EXERCISE REQUIREMENTS — Go through the entries and transcribe each one exactly, dropping the pictures.
══ RECORDS SHOWN
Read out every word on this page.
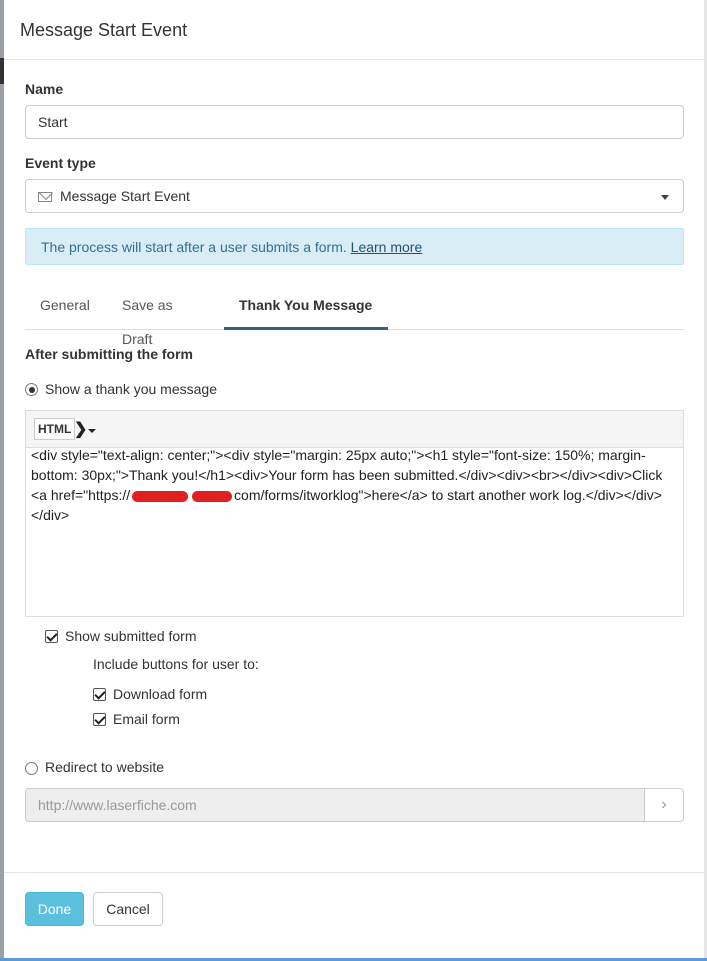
Message Start Event
Name
Start
Event type
Message Start Event
The process will start after a user submits a form. Learn more
General	Save as Draft
Thank You Message
After submitting the form
Show a thank you message
HTML ❯
<div style="text-align: center;"><div style="margin: 25px auto;"><h1 style="font-size: 150%; margin-bottom: 30px;">Thank you!</h1><div>Your form has been submitted.</div><div><br></div><div>Click <a href="https://	com/forms/itworklog">here</a> to start another work log.</div></div></div>
Show submitted form
Include buttons for user to:
Download form
Email form
Redirect to website
http://www.laserfiche.com	›
Done	Cancel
════
SOLVED EXERCISE —
Read out every word on this page.
Message Start Event
Name
Start
Event type
Message Start Event
The process will start after a user submits a form. Learn more
General	Save as Draft
Thank You Message
After submitting the form
Show a thank you message
HTML ❯
<div style="text-align: center;"><div style="margin: 25px auto;"><h1 style="font-size: 150%; margin-bottom: 30px;">Thank you!</h1><div>Your form has been submitted.</div><div><br></div><div>Click <a href="https://	com/forms/itworklog">here</a> to start another work log.</div></div></div>
Show submitted form
Include buttons for user to:
Download form
Email form
Redirect to website
http://www.laserfiche.com	›
Done	Cancel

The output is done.